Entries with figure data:
++++++++

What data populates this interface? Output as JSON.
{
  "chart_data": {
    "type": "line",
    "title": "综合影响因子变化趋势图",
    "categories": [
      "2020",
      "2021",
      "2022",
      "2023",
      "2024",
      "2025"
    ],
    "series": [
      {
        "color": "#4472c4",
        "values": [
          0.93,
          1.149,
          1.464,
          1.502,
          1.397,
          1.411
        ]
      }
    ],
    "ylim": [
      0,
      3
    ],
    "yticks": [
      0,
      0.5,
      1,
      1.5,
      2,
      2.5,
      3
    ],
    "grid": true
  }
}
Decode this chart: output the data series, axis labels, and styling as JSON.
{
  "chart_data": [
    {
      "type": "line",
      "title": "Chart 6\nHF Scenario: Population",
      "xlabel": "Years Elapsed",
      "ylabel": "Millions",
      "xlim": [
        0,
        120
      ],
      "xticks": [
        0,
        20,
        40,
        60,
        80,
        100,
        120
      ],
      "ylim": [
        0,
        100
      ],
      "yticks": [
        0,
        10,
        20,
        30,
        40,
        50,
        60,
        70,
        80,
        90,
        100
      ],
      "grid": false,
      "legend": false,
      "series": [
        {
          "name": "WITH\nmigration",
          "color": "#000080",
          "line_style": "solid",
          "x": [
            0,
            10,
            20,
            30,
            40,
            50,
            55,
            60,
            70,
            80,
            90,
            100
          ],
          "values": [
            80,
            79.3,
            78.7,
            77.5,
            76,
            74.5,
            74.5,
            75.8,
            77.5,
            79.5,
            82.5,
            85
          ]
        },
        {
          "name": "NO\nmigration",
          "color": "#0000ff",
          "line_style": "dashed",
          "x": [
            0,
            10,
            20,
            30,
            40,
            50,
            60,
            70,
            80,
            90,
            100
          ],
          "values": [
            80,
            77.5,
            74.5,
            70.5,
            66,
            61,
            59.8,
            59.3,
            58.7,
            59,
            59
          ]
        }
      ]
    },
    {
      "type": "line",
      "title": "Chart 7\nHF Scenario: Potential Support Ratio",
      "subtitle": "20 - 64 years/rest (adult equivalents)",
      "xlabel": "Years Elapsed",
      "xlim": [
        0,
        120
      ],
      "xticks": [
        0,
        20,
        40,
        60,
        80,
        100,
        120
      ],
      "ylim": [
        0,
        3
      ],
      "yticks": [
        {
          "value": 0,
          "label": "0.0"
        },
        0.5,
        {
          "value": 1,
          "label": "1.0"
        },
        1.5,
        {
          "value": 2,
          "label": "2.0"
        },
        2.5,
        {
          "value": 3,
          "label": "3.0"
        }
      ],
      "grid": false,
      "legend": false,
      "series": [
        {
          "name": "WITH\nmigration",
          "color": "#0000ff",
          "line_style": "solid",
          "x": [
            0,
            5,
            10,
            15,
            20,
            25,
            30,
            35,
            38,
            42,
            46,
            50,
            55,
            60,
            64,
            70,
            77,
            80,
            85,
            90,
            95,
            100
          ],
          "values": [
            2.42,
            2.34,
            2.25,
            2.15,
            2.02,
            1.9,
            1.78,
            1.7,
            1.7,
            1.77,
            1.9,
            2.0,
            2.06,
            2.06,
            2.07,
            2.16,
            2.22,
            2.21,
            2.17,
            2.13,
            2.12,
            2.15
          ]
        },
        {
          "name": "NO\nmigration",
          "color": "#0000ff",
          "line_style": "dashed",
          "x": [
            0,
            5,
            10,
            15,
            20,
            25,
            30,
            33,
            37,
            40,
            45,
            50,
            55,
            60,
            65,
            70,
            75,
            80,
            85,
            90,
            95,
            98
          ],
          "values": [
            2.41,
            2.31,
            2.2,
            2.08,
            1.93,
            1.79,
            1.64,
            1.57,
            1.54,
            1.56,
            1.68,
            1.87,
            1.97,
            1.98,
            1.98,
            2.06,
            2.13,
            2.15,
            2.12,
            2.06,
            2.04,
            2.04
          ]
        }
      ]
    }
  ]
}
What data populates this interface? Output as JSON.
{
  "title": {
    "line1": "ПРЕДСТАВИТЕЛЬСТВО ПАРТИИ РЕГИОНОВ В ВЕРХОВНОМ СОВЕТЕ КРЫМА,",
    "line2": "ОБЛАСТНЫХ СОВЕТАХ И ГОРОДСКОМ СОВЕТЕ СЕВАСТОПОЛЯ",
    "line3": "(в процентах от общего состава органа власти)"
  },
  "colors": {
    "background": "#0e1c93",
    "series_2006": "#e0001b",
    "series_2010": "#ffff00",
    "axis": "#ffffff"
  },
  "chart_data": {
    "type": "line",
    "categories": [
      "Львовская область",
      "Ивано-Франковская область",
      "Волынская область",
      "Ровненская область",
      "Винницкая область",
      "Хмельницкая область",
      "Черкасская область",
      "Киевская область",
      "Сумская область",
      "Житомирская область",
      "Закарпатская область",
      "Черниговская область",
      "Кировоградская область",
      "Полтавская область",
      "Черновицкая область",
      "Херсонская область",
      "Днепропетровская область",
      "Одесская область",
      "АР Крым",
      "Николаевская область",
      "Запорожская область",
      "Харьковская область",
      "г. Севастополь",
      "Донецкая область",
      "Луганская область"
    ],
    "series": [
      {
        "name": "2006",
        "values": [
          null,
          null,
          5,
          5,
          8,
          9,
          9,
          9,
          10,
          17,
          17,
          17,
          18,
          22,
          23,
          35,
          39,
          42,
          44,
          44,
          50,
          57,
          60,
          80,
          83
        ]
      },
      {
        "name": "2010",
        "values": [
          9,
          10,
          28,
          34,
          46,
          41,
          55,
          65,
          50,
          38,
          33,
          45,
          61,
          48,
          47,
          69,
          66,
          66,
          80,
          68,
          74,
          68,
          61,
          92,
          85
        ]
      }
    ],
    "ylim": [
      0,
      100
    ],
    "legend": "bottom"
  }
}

++++++++

• _Exercise objective_
Copy out the full material exactly as it appears.

• _Exercise solution_
What data populates this interface? Output as JSON.
{
  "chart_data": {
    "type": "line",
    "title": "综合影响因子变化趋势图",
    "categories": [
      "2020",
      "2021",
      "2022",
      "2023",
      "2024",
      "2025"
    ],
    "series": [
      {
        "color": "#4472c4",
        "values": [
          0.93,
          1.149,
          1.464,
          1.502,
          1.397,
          1.411
        ]
      }
    ],
    "ylim": [
      0,
      3
    ],
    "yticks": [
      0,
      0.5,
      1,
      1.5,
      2,
      2.5,
      3
    ],
    "grid": true
  }
}
Decode this chart: output the data series, axis labels, and styling as JSON.
{
  "chart_data": [
    {
      "type": "line",
      "title": "Chart 6\nHF Scenario: Population",
      "xlabel": "Years Elapsed",
      "ylabel": "Millions",
      "xlim": [
        0,
        120
      ],
      "xticks": [
        0,
        20,
        40,
        60,
        80,
        100,
        120
      ],
      "ylim": [
        0,
        100
      ],
      "yticks": [
        0,
        10,
        20,
        30,
        40,
        50,
        60,
        70,
        80,
        90,
        100
      ],
      "grid": false,
      "legend": false,
      "series": [
        {
          "name": "WITH\nmigration",
          "color": "#000080",
          "line_style": "solid",
          "x": [
            0,
            10,
            20,
            30,
            40,
            50,
            55,
            60,
            70,
            80,
            90,
            100
          ],
          "values": [
            80,
            79.3,
            78.7,
            77.5,
            76,
            74.5,
            74.5,
            75.8,
            77.5,
            79.5,
            82.5,
            85
          ]
        },
        {
          "name": "NO\nmigration",
          "color": "#0000ff",
          "line_style": "dashed",
          "x": [
            0,
            10,
            20,
            30,
            40,
            50,
            60,
            70,
            80,
            90,
            100
          ],
          "values": [
            80,
            77.5,
            74.5,
            70.5,
            66,
            61,
            59.8,
            59.3,
            58.7,
            59,
            59
          ]
        }
      ]
    },
    {
      "type": "line",
      "title": "Chart 7\nHF Scenario: Potential Support Ratio",
      "subtitle": "20 - 64 years/rest (adult equivalents)",
      "xlabel": "Years Elapsed",
      "xlim": [
        0,
        120
      ],
      "xticks": [
        0,
        20,
        40,
        60,
        80,
        100,
        120
      ],
      "ylim": [
        0,
        3
      ],
      "yticks": [
        {
          "value": 0,
          "label": "0.0"
        },
        0.5,
        {
          "value": 1,
          "label": "1.0"
        },
        1.5,
        {
          "value": 2,
          "label": "2.0"
        },
        2.5,
        {
          "value": 3,
          "label": "3.0"
        }
      ],
      "grid": false,
      "legend": false,
      "series": [
        {
          "name": "WITH\nmigration",
          "color": "#0000ff",
          "line_style": "solid",
          "x": [
            0,
            5,
            10,
            15,
            20,
            25,
            30,
            35,
            38,
            42,
            46,
            50,
            55,
            60,
            64,
            70,
            77,
            80,
            85,
            90,
            95,
            100
          ],
          "values": [
            2.42,
            2.34,
            2.25,
            2.15,
            2.02,
            1.9,
            1.78,
            1.7,
            1.7,
            1.77,
            1.9,
            2.0,
            2.06,
            2.06,
            2.07,
            2.16,
            2.22,
            2.21,
            2.17,
            2.13,
            2.12,
            2.15
          ]
        },
        {
          "name": "NO\nmigration",
          "color": "#0000ff",
          "line_style": "dashed",
          "x": [
            0,
            5,
            10,
            15,
            20,
            25,
            30,
            33,
            37,
            40,
            45,
            50,
            55,
            60,
            65,
            70,
            75,
            80,
            85,
            90,
            95,
            98
          ],
          "values": [
            2.41,
            2.31,
            2.2,
            2.08,
            1.93,
            1.79,
            1.64,
            1.57,
            1.54,
            1.56,
            1.68,
            1.87,
            1.97,
            1.98,
            1.98,
            2.06,
            2.13,
            2.15,
            2.12,
            2.06,
            2.04,
            2.04
          ]
        }
      ]
    }
  ]
}
What data populates this interface? Output as JSON.
{
  "title": {
    "line1": "ПРЕДСТАВИТЕЛЬСТВО ПАРТИИ РЕГИОНОВ В ВЕРХОВНОМ СОВЕТЕ КРЫМА,",
    "line2": "ОБЛАСТНЫХ СОВЕТАХ И ГОРОДСКОМ СОВЕТЕ СЕВАСТОПОЛЯ",
    "line3": "(в процентах от общего состава органа власти)"
  },
  "colors": {
    "background": "#0e1c93",
    "series_2006": "#e0001b",
    "series_2010": "#ffff00",
    "axis": "#ffffff"
  },
  "chart_data": {
    "type": "line",
    "categories": [
      "Львовская область",
      "Ивано-Франковская область",
      "Волынская область",
      "Ровненская область",
      "Винницкая область",
      "Хмельницкая область",
      "Черкасская область",
      "Киевская область",
      "Сумская область",
      "Житомирская область",
      "Закарпатская область",
      "Черниговская область",
      "Кировоградская область",
      "Полтавская область",
      "Черновицкая область",
      "Херсонская область",
      "Днепропетровская область",
      "Одесская область",
      "АР Крым",
      "Николаевская область",
      "Запорожская область",
      "Харьковская область",
      "г. Севастополь",
      "Донецкая область",
      "Луганская область"
    ],
    "series": [
      {
        "name": "2006",
        "values": [
          null,
          null,
          5,
          5,
          8,
          9,
          9,
          9,
          10,
          17,
          17,
          17,
          18,
          22,
          23,
          35,
          39,
          42,
          44,
          44,
          50,
          57,
          60,
          80,
          83
        ]
      },
      {
        "name": "2010",
        "values": [
          9,
          10,
          28,
          34,
          46,
          41,
          55,
          65,
          50,
          38,
          33,
          45,
          61,
          48,
          47,
          69,
          66,
          66,
          80,
          68,
          74,
          68,
          61,
          92,
          85
        ]
      }
    ],
    "ylim": [
      0,
      100
    ],
    "legend": "bottom"
  }
}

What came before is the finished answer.